(Records from a collection of figures)
- Opening Delimiter -

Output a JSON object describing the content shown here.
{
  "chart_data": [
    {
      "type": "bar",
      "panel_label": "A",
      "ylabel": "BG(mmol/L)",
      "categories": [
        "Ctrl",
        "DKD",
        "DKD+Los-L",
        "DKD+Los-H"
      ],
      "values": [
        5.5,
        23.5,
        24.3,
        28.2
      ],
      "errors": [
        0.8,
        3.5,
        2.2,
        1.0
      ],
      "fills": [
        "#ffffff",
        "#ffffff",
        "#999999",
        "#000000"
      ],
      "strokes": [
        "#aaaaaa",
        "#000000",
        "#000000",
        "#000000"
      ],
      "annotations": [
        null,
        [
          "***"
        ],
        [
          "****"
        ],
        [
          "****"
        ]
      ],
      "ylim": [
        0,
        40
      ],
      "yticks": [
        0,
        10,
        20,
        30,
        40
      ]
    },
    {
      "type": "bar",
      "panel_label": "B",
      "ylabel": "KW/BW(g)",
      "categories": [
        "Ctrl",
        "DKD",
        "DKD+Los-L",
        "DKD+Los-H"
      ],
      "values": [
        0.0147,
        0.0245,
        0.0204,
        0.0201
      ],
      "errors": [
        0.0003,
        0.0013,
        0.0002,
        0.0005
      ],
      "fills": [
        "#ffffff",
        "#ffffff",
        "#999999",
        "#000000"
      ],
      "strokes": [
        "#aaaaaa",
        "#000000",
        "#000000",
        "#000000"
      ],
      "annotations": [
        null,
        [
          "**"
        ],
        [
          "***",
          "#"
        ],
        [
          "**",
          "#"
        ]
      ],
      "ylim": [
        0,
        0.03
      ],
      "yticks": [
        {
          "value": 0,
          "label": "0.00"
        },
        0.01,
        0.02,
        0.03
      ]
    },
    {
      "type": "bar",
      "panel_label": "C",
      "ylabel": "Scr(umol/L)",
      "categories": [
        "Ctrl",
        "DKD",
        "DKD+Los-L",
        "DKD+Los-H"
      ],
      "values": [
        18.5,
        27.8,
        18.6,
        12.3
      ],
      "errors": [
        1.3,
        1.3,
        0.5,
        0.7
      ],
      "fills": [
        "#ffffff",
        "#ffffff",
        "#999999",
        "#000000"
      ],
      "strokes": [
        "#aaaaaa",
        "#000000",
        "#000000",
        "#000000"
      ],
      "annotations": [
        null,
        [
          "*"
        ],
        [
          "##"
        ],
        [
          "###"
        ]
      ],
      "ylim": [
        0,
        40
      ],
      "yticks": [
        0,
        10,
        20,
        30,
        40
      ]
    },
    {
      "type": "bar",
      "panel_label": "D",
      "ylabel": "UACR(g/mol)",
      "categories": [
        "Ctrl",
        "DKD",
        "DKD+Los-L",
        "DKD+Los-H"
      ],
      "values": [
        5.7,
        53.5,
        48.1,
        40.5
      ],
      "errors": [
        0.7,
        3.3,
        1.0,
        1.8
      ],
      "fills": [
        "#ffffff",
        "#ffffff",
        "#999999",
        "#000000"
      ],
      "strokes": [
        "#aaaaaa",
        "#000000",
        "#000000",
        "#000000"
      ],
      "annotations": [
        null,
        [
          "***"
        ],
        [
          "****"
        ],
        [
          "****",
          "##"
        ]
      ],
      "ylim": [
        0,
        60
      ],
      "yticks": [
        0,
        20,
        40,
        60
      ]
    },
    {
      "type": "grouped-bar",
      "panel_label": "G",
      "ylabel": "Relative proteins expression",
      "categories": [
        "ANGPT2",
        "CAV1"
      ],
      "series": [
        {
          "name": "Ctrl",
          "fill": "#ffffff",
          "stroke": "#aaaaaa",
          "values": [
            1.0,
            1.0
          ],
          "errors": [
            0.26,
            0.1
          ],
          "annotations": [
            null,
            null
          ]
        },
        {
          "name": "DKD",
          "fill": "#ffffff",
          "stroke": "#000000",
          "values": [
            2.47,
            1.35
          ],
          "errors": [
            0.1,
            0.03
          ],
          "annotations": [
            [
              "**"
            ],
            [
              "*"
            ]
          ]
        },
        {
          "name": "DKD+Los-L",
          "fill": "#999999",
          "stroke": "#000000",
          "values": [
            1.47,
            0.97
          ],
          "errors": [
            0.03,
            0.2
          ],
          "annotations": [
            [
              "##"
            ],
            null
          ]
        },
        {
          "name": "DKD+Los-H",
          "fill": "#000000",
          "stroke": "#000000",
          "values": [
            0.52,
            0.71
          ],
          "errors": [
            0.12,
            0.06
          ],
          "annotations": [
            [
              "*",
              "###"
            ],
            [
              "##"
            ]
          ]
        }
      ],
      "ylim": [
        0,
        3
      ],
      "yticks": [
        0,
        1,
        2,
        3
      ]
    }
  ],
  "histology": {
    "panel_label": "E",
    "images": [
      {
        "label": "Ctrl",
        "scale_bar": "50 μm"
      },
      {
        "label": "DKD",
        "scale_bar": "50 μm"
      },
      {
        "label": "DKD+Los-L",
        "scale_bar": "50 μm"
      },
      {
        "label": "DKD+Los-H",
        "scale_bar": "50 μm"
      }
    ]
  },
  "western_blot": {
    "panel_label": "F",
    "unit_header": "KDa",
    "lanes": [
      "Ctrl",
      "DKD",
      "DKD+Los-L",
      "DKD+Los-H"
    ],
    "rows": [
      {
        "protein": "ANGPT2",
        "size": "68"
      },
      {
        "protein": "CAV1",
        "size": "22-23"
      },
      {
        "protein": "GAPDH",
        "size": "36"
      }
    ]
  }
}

- Closing Delimiter -

Report all lines of the data that include the word "ylabel".

■ **WRITTEN SOLUTION**:
      "ylabel": "BG(mmol/L)",
      "ylabel": "KW/BW(g)",
      "ylabel": "Scr(umol/L)",
      "ylabel": "UACR(g/mol)",
      "ylabel": "Relative proteins expression",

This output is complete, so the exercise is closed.